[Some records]
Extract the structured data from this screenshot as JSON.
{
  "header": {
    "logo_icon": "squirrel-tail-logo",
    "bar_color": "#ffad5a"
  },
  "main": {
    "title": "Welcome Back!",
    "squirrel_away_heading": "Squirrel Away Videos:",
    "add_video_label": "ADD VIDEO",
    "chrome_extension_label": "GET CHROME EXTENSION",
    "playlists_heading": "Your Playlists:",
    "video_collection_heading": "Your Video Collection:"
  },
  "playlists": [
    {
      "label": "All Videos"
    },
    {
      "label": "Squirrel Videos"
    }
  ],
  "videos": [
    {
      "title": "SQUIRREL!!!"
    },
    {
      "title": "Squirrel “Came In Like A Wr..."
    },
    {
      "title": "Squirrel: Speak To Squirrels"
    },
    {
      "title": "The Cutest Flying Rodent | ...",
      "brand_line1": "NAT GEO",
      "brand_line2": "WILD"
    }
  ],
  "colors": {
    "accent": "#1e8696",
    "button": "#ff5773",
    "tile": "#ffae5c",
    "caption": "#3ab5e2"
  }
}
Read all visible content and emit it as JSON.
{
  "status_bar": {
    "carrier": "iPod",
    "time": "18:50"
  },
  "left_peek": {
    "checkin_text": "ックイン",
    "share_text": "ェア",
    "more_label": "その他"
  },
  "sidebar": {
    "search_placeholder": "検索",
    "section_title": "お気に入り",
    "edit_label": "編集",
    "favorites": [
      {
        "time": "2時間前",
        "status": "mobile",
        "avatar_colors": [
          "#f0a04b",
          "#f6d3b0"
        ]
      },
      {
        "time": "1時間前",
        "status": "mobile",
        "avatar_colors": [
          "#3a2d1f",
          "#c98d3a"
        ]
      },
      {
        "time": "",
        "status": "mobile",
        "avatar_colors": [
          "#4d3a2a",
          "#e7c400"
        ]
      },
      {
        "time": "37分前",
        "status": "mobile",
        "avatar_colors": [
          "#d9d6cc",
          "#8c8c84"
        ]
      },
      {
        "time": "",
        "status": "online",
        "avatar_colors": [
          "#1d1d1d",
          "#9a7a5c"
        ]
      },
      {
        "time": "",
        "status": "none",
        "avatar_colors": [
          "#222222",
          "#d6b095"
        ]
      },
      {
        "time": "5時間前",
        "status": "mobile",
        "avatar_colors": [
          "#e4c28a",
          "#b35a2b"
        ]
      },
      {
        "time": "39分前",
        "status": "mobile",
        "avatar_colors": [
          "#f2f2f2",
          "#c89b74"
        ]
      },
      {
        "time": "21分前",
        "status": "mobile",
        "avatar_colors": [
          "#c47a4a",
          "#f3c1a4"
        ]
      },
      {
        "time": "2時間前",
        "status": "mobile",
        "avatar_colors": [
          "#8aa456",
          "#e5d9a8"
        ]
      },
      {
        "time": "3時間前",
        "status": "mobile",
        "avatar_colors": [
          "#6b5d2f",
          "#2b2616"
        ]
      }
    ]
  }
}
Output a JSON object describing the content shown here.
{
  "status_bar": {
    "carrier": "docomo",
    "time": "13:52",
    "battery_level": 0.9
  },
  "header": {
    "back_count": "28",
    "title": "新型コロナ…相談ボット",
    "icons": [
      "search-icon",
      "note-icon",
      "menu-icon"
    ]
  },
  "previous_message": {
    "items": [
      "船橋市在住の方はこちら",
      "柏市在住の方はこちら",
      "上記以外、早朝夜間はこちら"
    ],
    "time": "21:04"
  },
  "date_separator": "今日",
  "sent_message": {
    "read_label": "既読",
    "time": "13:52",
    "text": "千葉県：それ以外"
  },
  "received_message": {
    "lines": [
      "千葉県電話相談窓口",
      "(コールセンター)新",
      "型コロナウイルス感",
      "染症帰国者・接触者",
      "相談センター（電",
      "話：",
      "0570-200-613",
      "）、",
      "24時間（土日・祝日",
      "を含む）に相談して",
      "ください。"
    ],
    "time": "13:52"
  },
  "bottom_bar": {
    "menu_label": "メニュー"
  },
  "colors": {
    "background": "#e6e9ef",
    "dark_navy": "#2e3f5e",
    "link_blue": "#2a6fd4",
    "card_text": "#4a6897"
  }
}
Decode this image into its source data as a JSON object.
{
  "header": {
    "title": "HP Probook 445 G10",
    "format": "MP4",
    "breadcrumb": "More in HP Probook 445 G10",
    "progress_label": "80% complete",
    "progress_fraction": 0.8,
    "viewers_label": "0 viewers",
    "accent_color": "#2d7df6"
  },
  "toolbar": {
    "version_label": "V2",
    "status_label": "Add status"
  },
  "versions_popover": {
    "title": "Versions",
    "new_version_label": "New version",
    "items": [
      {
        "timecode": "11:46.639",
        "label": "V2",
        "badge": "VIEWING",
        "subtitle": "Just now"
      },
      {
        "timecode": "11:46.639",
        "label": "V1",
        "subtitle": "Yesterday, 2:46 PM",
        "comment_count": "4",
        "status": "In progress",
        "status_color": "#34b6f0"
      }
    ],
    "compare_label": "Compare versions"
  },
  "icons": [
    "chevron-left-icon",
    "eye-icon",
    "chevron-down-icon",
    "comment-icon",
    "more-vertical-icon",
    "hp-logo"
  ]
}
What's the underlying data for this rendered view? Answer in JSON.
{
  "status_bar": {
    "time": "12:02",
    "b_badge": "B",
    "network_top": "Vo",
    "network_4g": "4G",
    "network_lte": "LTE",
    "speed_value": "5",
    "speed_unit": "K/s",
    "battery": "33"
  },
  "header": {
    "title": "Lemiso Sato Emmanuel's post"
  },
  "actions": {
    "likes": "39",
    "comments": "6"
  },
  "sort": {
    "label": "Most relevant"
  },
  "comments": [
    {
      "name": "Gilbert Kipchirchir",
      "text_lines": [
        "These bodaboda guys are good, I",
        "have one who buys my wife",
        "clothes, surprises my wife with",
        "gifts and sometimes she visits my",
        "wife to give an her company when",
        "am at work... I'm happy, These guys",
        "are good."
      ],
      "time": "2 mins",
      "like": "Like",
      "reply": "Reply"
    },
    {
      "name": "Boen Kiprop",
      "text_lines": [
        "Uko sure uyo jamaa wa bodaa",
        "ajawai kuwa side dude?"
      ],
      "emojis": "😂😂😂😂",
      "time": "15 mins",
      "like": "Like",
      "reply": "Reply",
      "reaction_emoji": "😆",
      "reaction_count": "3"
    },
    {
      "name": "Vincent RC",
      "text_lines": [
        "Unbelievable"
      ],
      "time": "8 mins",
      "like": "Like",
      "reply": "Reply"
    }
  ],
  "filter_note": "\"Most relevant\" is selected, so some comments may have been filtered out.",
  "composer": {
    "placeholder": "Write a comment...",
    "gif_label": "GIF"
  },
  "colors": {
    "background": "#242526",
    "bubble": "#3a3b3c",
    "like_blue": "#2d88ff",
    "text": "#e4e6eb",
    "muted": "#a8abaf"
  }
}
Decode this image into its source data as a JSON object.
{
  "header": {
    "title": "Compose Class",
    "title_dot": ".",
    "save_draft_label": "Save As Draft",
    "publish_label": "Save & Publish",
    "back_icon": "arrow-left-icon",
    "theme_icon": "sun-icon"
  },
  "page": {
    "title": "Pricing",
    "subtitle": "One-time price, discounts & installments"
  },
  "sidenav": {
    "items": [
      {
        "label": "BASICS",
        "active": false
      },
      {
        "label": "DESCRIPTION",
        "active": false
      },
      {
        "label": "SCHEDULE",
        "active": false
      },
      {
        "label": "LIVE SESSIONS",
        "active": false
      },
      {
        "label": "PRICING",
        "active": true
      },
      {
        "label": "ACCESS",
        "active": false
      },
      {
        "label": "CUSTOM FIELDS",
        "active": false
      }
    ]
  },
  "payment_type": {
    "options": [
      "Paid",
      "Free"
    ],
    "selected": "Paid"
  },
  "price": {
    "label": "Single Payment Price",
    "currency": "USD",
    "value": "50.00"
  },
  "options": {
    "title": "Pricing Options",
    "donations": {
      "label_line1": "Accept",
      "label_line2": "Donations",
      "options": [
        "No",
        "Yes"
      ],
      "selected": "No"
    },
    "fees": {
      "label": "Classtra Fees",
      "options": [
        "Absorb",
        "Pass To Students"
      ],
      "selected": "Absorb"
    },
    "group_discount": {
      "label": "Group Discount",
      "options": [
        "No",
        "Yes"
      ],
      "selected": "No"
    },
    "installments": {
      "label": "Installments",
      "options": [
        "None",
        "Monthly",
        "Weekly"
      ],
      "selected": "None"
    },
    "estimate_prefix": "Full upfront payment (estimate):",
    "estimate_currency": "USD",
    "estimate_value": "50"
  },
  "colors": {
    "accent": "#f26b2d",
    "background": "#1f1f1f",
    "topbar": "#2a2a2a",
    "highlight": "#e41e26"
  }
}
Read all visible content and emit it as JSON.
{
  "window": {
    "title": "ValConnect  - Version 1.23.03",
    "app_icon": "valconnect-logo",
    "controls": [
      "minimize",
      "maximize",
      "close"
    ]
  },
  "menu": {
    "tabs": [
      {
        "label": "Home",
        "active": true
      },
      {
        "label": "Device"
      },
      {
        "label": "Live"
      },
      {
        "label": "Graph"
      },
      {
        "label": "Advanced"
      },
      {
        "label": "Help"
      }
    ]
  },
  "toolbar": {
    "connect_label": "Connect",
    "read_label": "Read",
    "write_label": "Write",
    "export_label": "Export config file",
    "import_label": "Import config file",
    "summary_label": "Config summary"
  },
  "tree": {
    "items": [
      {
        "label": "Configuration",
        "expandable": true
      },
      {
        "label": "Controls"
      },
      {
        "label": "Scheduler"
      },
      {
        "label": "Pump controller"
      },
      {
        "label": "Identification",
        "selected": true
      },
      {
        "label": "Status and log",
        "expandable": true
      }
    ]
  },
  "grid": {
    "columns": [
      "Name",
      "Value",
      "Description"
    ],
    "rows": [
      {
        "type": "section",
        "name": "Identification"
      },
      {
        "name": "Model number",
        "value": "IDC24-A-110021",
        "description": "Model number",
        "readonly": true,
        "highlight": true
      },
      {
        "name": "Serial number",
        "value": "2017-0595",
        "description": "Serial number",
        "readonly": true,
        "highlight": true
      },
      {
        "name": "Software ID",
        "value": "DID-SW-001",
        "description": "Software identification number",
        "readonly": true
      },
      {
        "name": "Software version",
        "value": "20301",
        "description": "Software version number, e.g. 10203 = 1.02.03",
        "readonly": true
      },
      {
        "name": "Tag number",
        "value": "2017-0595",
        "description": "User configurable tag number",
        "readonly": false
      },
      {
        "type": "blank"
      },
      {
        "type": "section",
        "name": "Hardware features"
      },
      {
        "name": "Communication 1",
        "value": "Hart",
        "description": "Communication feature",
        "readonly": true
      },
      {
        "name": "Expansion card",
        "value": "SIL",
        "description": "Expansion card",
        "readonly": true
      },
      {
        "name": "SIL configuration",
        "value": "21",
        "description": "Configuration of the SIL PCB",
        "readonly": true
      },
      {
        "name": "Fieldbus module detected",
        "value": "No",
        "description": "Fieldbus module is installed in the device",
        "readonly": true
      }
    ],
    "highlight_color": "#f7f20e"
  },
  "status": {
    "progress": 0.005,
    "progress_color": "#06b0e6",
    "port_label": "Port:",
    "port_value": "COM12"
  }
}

__Task to carry out__.
Count each line above in which the string "JSON" appears, then state only the total.

__Task solution__.
7